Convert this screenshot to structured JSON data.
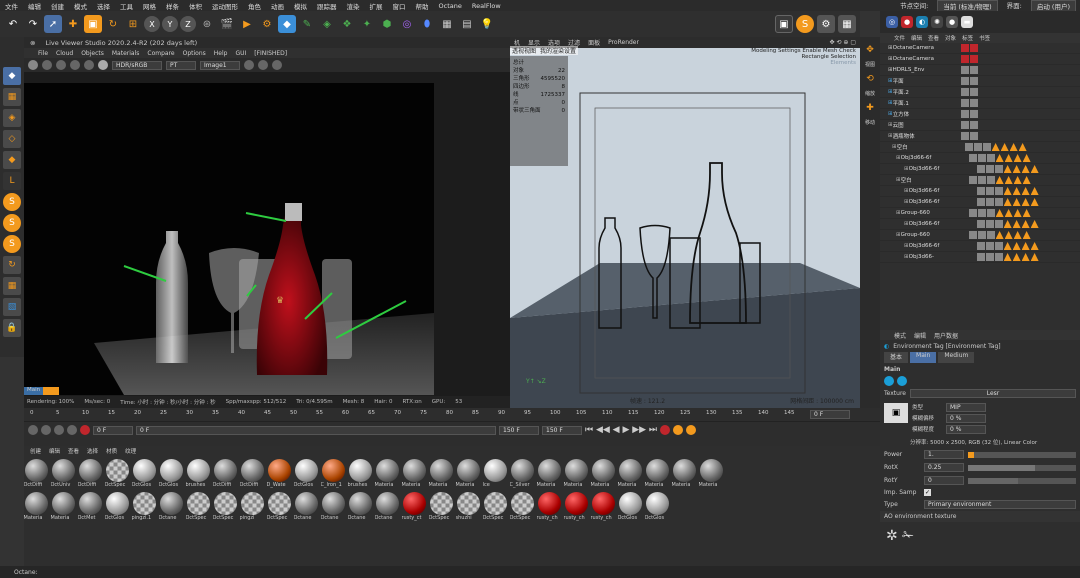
{
  "menubar": {
    "items": [
      "文件",
      "编辑",
      "创建",
      "模式",
      "选择",
      "工具",
      "网格",
      "样条",
      "体积",
      "运动图形",
      "角色",
      "动画",
      "模拟",
      "跟踪器",
      "渲染",
      "扩展",
      "窗口",
      "帮助",
      "Octane",
      "RealFlow"
    ],
    "node_space_label": "节点空间:",
    "node_space_value": "当前 (标准/物理)",
    "interface_label": "界面:",
    "interface_value": "启动 (用户)"
  },
  "live_viewer": {
    "title": "Live Viewer Studio 2020.2.4-R2 (202 days left)",
    "menu": [
      "File",
      "Cloud",
      "Objects",
      "Materials",
      "Compare",
      "Options",
      "Help",
      "GUI",
      "[FINISHED]"
    ],
    "color_mode": "HDR/sRGB",
    "pt": "PT",
    "image": "Image1",
    "tab_main": "Main",
    "status": {
      "rendering": "Rendering: 100%",
      "ms": "Ms/sec: 0",
      "time": "Time: 小时 : 分钟 : 秒/小时 : 分钟 : 秒",
      "spp": "Spp/maxspp: 512/512",
      "tri": "Tri: 0/4.595m",
      "mesh": "Mesh: 8",
      "hair": "Hair: 0",
      "rtx": "RTX:on",
      "gpu": "GPU:",
      "gpu_val": "53"
    }
  },
  "viewport": {
    "menu": [
      "机",
      "显示",
      "选项",
      "过滤",
      "面板",
      "ProRender"
    ],
    "label": "透视视图",
    "camera": "我的渲染设置",
    "top_right": "Modeling Settings Enable Mesh Check",
    "top_right2": "Rectangle Selection",
    "faded": "Elements",
    "stats": [
      [
        "总计",
        ""
      ],
      [
        "对象",
        "22"
      ],
      [
        "",
        ""
      ],
      [
        "三角形",
        "4595520"
      ],
      [
        "四边形",
        "8"
      ],
      [
        "线",
        "1725337"
      ],
      [
        "点",
        "0"
      ],
      [
        "带状三角面",
        "0"
      ]
    ],
    "speed": "帧速 : 121.2",
    "grid": "网格间距 : 100000 cm"
  },
  "vside": [
    "视图",
    "缩放",
    "移动"
  ],
  "object_manager": {
    "menu": [
      "文件",
      "编辑",
      "查看",
      "对象",
      "标签",
      "书签"
    ],
    "objects": [
      "OctaneCamera",
      "OctaneCamera",
      "HDRLS_Env",
      "平面",
      "平面.2",
      "平面.1",
      "立方体",
      "云图",
      "酒瓶物体",
      "空白",
      "Obj3d66-6f",
      "Obj3d66-6f",
      "空白",
      "Obj3d66-6f",
      "Obj3d66-6f",
      "Group-660",
      "Obj3d66-6f",
      "Group-660",
      "Obj3d66-6f",
      "Obj3d66-"
    ]
  },
  "attributes": {
    "menu": [
      "模式",
      "编辑",
      "用户数据"
    ],
    "title": "Environment Tag [Environment Tag]",
    "tabs": [
      "基本",
      "Main",
      "Medium"
    ],
    "section": "Main",
    "texture_label": "Texture",
    "texture_value": "Lesr",
    "imgtype_label": "类型",
    "imgtype_value": "MIP",
    "offset_x_label": "模糊偏移",
    "offset_x_value": "0 %",
    "offset_y_label": "模糊程度",
    "offset_y_value": "0 %",
    "resolution": "分辨率: 5000 x 2500, RGB (32 位), Linear Color",
    "power_label": "Power",
    "power_value": "1.",
    "rotx_label": "RotX",
    "rotx_value": "0.25",
    "roty_label": "RotY",
    "roty_value": "0",
    "impsamp_label": "Imp. Samp",
    "type_label": "Type",
    "type_value": "Primary environment",
    "ao_label": "AO environment texture"
  },
  "timeline": {
    "ticks": [
      "0",
      "5",
      "10",
      "15",
      "20",
      "25",
      "30",
      "35",
      "40",
      "45",
      "50",
      "55",
      "60",
      "65",
      "70",
      "75",
      "80",
      "85",
      "90",
      "95",
      "100",
      "105",
      "110",
      "115",
      "120",
      "125",
      "130",
      "135",
      "140",
      "145",
      "150"
    ],
    "frame_field": "0 F",
    "start": "0 F",
    "field2": "0 F",
    "end": "150 F",
    "end2": "150 F",
    "right_field": "0 F"
  },
  "materials": {
    "menu": [
      "创建",
      "编辑",
      "查看",
      "选择",
      "材质",
      "纹理"
    ],
    "row1": [
      "OctDiffi",
      "OctUniv",
      "OctDiffi",
      "OctSpec",
      "OctGlos",
      "OctGlos",
      "brushes",
      "OctDiffi",
      "OctDiffi",
      "D_Wate",
      "OctGlos",
      "C_Iron_1",
      "brushes",
      "Materia",
      "Materia",
      "Materia",
      "Materia",
      "Ice",
      "C_Silver",
      "Materia",
      "Materia",
      "Materia",
      "Materia",
      "Materia",
      "Materia",
      "Materia"
    ],
    "row2": [
      "Materia",
      "Materia",
      "OctMet",
      "OctGlos",
      "pingzi.1",
      "Octane",
      "OctSpec",
      "OctSpec",
      "pingzi",
      "OctSpec",
      "Octane",
      "Octane",
      "Octane",
      "Octane",
      "rusty_ct",
      "OctSpec",
      "shuzhi",
      "OctSpec",
      "OctSpec",
      "rusty_ch",
      "rusty_ch",
      "rusty_ch",
      "OctGlos",
      "OctGlos"
    ]
  },
  "statusbar": {
    "text": "Octane:"
  }
}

◆ ◆ ◆ ◆

Will you restate every entry word for word and omit the images?

### RESULT
Convert this screenshot to structured JSON data.
{
  "menubar": {
    "items": [
      "文件",
      "编辑",
      "创建",
      "模式",
      "选择",
      "工具",
      "网格",
      "样条",
      "体积",
      "运动图形",
      "角色",
      "动画",
      "模拟",
      "跟踪器",
      "渲染",
      "扩展",
      "窗口",
      "帮助",
      "Octane",
      "RealFlow"
    ],
    "node_space_label": "节点空间:",
    "node_space_value": "当前 (标准/物理)",
    "interface_label": "界面:",
    "interface_value": "启动 (用户)"
  },
  "live_viewer": {
    "title": "Live Viewer Studio 2020.2.4-R2 (202 days left)",
    "menu": [
      "File",
      "Cloud",
      "Objects",
      "Materials",
      "Compare",
      "Options",
      "Help",
      "GUI",
      "[FINISHED]"
    ],
    "color_mode": "HDR/sRGB",
    "pt": "PT",
    "image": "Image1",
    "tab_main": "Main",
    "status": {
      "rendering": "Rendering: 100%",
      "ms": "Ms/sec: 0",
      "time": "Time: 小时 : 分钟 : 秒/小时 : 分钟 : 秒",
      "spp": "Spp/maxspp: 512/512",
      "tri": "Tri: 0/4.595m",
      "mesh": "Mesh: 8",
      "hair": "Hair: 0",
      "rtx": "RTX:on",
      "gpu": "GPU:",
      "gpu_val": "53"
    }
  },
  "viewport": {
    "menu": [
      "机",
      "显示",
      "选项",
      "过滤",
      "面板",
      "ProRender"
    ],
    "label": "透视视图",
    "camera": "我的渲染设置",
    "top_right": "Modeling Settings Enable Mesh Check",
    "top_right2": "Rectangle Selection",
    "faded": "Elements",
    "stats": [
      [
        "总计",
        ""
      ],
      [
        "对象",
        "22"
      ],
      [
        "",
        ""
      ],
      [
        "三角形",
        "4595520"
      ],
      [
        "四边形",
        "8"
      ],
      [
        "线",
        "1725337"
      ],
      [
        "点",
        "0"
      ],
      [
        "带状三角面",
        "0"
      ]
    ],
    "speed": "帧速 : 121.2",
    "grid": "网格间距 : 100000 cm"
  },
  "vside": [
    "视图",
    "缩放",
    "移动"
  ],
  "object_manager": {
    "menu": [
      "文件",
      "编辑",
      "查看",
      "对象",
      "标签",
      "书签"
    ],
    "objects": [
      "OctaneCamera",
      "OctaneCamera",
      "HDRLS_Env",
      "平面",
      "平面.2",
      "平面.1",
      "立方体",
      "云图",
      "酒瓶物体",
      "空白",
      "Obj3d66-6f",
      "Obj3d66-6f",
      "空白",
      "Obj3d66-6f",
      "Obj3d66-6f",
      "Group-660",
      "Obj3d66-6f",
      "Group-660",
      "Obj3d66-6f",
      "Obj3d66-"
    ]
  },
  "attributes": {
    "menu": [
      "模式",
      "编辑",
      "用户数据"
    ],
    "title": "Environment Tag [Environment Tag]",
    "tabs": [
      "基本",
      "Main",
      "Medium"
    ],
    "section": "Main",
    "texture_label": "Texture",
    "texture_value": "Lesr",
    "imgtype_label": "类型",
    "imgtype_value": "MIP",
    "offset_x_label": "模糊偏移",
    "offset_x_value": "0 %",
    "offset_y_label": "模糊程度",
    "offset_y_value": "0 %",
    "resolution": "分辨率: 5000 x 2500, RGB (32 位), Linear Color",
    "power_label": "Power",
    "power_value": "1.",
    "rotx_label": "RotX",
    "rotx_value": "0.25",
    "roty_label": "RotY",
    "roty_value": "0",
    "impsamp_label": "Imp. Samp",
    "type_label": "Type",
    "type_value": "Primary environment",
    "ao_label": "AO environment texture"
  },
  "timeline": {
    "ticks": [
      "0",
      "5",
      "10",
      "15",
      "20",
      "25",
      "30",
      "35",
      "40",
      "45",
      "50",
      "55",
      "60",
      "65",
      "70",
      "75",
      "80",
      "85",
      "90",
      "95",
      "100",
      "105",
      "110",
      "115",
      "120",
      "125",
      "130",
      "135",
      "140",
      "145",
      "150"
    ],
    "frame_field": "0 F",
    "start": "0 F",
    "field2": "0 F",
    "end": "150 F",
    "end2": "150 F",
    "right_field": "0 F"
  },
  "materials": {
    "menu": [
      "创建",
      "编辑",
      "查看",
      "选择",
      "材质",
      "纹理"
    ],
    "row1": [
      "OctDiffi",
      "OctUniv",
      "OctDiffi",
      "OctSpec",
      "OctGlos",
      "OctGlos",
      "brushes",
      "OctDiffi",
      "OctDiffi",
      "D_Wate",
      "OctGlos",
      "C_Iron_1",
      "brushes",
      "Materia",
      "Materia",
      "Materia",
      "Materia",
      "Ice",
      "C_Silver",
      "Materia",
      "Materia",
      "Materia",
      "Materia",
      "Materia",
      "Materia",
      "Materia"
    ],
    "row2": [
      "Materia",
      "Materia",
      "OctMet",
      "OctGlos",
      "pingzi.1",
      "Octane",
      "OctSpec",
      "OctSpec",
      "pingzi",
      "OctSpec",
      "Octane",
      "Octane",
      "Octane",
      "Octane",
      "rusty_ct",
      "OctSpec",
      "shuzhi",
      "OctSpec",
      "OctSpec",
      "rusty_ch",
      "rusty_ch",
      "rusty_ch",
      "OctGlos",
      "OctGlos"
    ]
  },
  "statusbar": {
    "text": "Octane:"
  }
}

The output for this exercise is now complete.